■ TO DO ■
Copy the data precisely, keeping every character.

■ Stored items ■

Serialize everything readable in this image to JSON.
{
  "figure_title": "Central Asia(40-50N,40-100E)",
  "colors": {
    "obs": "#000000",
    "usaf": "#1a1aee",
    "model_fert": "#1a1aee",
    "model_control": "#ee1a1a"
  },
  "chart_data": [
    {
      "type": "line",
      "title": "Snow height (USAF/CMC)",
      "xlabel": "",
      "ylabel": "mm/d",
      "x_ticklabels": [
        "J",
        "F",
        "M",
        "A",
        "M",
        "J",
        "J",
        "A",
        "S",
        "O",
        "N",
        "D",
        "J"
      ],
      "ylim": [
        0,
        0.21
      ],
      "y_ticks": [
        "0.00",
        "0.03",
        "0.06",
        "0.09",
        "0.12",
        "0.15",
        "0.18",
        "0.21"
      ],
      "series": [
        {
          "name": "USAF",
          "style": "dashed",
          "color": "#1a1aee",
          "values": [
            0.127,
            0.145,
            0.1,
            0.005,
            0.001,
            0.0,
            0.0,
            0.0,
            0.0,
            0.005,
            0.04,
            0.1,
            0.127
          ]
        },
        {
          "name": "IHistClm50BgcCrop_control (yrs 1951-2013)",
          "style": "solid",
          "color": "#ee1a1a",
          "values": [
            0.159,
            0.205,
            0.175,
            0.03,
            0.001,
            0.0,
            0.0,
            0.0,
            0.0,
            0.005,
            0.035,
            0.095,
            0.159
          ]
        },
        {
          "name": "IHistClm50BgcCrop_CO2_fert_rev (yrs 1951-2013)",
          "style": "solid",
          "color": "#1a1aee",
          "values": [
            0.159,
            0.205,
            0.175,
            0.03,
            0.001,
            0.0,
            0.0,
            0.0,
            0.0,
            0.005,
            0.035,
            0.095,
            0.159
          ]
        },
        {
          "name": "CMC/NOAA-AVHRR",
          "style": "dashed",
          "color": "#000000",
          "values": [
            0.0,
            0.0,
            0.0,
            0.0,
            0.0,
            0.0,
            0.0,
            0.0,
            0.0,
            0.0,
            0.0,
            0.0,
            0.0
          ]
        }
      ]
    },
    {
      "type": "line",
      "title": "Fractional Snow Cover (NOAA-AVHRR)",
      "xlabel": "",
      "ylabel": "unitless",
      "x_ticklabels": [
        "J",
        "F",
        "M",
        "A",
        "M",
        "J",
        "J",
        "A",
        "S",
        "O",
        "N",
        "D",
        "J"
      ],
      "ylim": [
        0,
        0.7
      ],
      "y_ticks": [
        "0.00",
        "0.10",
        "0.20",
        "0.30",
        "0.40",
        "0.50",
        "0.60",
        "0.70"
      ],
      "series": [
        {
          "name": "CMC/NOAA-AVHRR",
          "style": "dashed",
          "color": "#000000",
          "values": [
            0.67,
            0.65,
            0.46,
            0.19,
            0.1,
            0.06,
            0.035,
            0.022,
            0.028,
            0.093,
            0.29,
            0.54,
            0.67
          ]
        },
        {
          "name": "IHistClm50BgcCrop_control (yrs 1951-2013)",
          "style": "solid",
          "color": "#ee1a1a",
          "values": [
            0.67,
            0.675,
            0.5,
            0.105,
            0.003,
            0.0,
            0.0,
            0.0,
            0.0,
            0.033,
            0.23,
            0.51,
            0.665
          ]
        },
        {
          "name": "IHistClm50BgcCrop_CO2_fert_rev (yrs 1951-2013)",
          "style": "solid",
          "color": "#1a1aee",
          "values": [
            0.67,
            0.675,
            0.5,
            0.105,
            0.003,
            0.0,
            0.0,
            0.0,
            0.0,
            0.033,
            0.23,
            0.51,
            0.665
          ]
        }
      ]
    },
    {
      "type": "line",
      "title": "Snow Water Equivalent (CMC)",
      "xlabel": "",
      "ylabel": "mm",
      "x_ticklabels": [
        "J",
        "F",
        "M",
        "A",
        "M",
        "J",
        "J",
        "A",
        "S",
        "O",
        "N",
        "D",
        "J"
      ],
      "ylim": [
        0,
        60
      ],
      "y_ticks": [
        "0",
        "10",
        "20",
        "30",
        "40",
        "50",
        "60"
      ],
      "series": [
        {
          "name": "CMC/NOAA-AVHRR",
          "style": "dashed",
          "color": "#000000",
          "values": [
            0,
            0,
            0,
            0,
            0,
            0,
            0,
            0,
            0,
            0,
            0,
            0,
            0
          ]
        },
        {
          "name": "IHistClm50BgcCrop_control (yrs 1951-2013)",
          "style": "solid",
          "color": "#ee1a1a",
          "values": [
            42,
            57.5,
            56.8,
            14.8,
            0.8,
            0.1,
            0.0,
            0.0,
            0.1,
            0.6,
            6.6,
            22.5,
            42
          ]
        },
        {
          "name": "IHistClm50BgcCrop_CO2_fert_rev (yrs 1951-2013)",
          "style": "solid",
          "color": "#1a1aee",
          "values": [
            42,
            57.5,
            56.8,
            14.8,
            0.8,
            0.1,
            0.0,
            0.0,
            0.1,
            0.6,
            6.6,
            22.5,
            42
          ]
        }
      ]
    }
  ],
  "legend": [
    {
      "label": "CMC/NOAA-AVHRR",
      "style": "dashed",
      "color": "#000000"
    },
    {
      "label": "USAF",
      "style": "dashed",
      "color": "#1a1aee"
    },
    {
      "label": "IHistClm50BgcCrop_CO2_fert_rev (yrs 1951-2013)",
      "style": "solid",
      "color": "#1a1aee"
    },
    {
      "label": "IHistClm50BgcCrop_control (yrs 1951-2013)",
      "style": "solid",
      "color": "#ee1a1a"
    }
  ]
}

■ CORRECT RESPONSE ■
Serialize everything readable in this image to JSON.
{
  "figure_title": "Central Asia(40-50N,40-100E)",
  "colors": {
    "obs": "#000000",
    "usaf": "#1a1aee",
    "model_fert": "#1a1aee",
    "model_control": "#ee1a1a"
  },
  "chart_data": [
    {
      "type": "line",
      "title": "Snow height (USAF/CMC)",
      "xlabel": "",
      "ylabel": "mm/d",
      "x_ticklabels": [
        "J",
        "F",
        "M",
        "A",
        "M",
        "J",
        "J",
        "A",
        "S",
        "O",
        "N",
        "D",
        "J"
      ],
      "ylim": [
        0,
        0.21
      ],
      "y_ticks": [
        "0.00",
        "0.03",
        "0.06",
        "0.09",
        "0.12",
        "0.15",
        "0.18",
        "0.21"
      ],
      "series": [
        {
          "name": "USAF",
          "style": "dashed",
          "color": "#1a1aee",
          "values": [
            0.127,
            0.145,
            0.1,
            0.005,
            0.001,
            0.0,
            0.0,
            0.0,
            0.0,
            0.005,
            0.04,
            0.1,
            0.127
          ]
        },
        {
          "name": "IHistClm50BgcCrop_control (yrs 1951-2013)",
          "style": "solid",
          "color": "#ee1a1a",
          "values": [
            0.159,
            0.205,
            0.175,
            0.03,
            0.001,
            0.0,
            0.0,
            0.0,
            0.0,
            0.005,
            0.035,
            0.095,
            0.159
          ]
        },
        {
          "name": "IHistClm50BgcCrop_CO2_fert_rev (yrs 1951-2013)",
          "style": "solid",
          "color": "#1a1aee",
          "values": [
            0.159,
            0.205,
            0.175,
            0.03,
            0.001,
            0.0,
            0.0,
            0.0,
            0.0,
            0.005,
            0.035,
            0.095,
            0.159
          ]
        },
        {
          "name": "CMC/NOAA-AVHRR",
          "style": "dashed",
          "color": "#000000",
          "values": [
            0.0,
            0.0,
            0.0,
            0.0,
            0.0,
            0.0,
            0.0,
            0.0,
            0.0,
            0.0,
            0.0,
            0.0,
            0.0
          ]
        }
      ]
    },
    {
      "type": "line",
      "title": "Fractional Snow Cover (NOAA-AVHRR)",
      "xlabel": "",
      "ylabel": "unitless",
      "x_ticklabels": [
        "J",
        "F",
        "M",
        "A",
        "M",
        "J",
        "J",
        "A",
        "S",
        "O",
        "N",
        "D",
        "J"
      ],
      "ylim": [
        0,
        0.7
      ],
      "y_ticks": [
        "0.00",
        "0.10",
        "0.20",
        "0.30",
        "0.40",
        "0.50",
        "0.60",
        "0.70"
      ],
      "series": [
        {
          "name": "CMC/NOAA-AVHRR",
          "style": "dashed",
          "color": "#000000",
          "values": [
            0.67,
            0.65,
            0.46,
            0.19,
            0.1,
            0.06,
            0.035,
            0.022,
            0.028,
            0.093,
            0.29,
            0.54,
            0.67
          ]
        },
        {
          "name": "IHistClm50BgcCrop_control (yrs 1951-2013)",
          "style": "solid",
          "color": "#ee1a1a",
          "values": [
            0.67,
            0.675,
            0.5,
            0.105,
            0.003,
            0.0,
            0.0,
            0.0,
            0.0,
            0.033,
            0.23,
            0.51,
            0.665
          ]
        },
        {
          "name": "IHistClm50BgcCrop_CO2_fert_rev (yrs 1951-2013)",
          "style": "solid",
          "color": "#1a1aee",
          "values": [
            0.67,
            0.675,
            0.5,
            0.105,
            0.003,
            0.0,
            0.0,
            0.0,
            0.0,
            0.033,
            0.23,
            0.51,
            0.665
          ]
        }
      ]
    },
    {
      "type": "line",
      "title": "Snow Water Equivalent (CMC)",
      "xlabel": "",
      "ylabel": "mm",
      "x_ticklabels": [
        "J",
        "F",
        "M",
        "A",
        "M",
        "J",
        "J",
        "A",
        "S",
        "O",
        "N",
        "D",
        "J"
      ],
      "ylim": [
        0,
        60
      ],
      "y_ticks": [
        "0",
        "10",
        "20",
        "30",
        "40",
        "50",
        "60"
      ],
      "series": [
        {
          "name": "CMC/NOAA-AVHRR",
          "style": "dashed",
          "color": "#000000",
          "values": [
            0,
            0,
            0,
            0,
            0,
            0,
            0,
            0,
            0,
            0,
            0,
            0,
            0
          ]
        },
        {
          "name": "IHistClm50BgcCrop_control (yrs 1951-2013)",
          "style": "solid",
          "color": "#ee1a1a",
          "values": [
            42,
            57.5,
            56.8,
            14.8,
            0.8,
            0.1,
            0.0,
            0.0,
            0.1,
            0.6,
            6.6,
            22.5,
            42
          ]
        },
        {
          "name": "IHistClm50BgcCrop_CO2_fert_rev (yrs 1951-2013)",
          "style": "solid",
          "color": "#1a1aee",
          "values": [
            42,
            57.5,
            56.8,
            14.8,
            0.8,
            0.1,
            0.0,
            0.0,
            0.1,
            0.6,
            6.6,
            22.5,
            42
          ]
        }
      ]
    }
  ],
  "legend": [
    {
      "label": "CMC/NOAA-AVHRR",
      "style": "dashed",
      "color": "#000000"
    },
    {
      "label": "USAF",
      "style": "dashed",
      "color": "#1a1aee"
    },
    {
      "label": "IHistClm50BgcCrop_CO2_fert_rev (yrs 1951-2013)",
      "style": "solid",
      "color": "#1a1aee"
    },
    {
      "label": "IHistClm50BgcCrop_control (yrs 1951-2013)",
      "style": "solid",
      "color": "#ee1a1a"
    }
  ]
}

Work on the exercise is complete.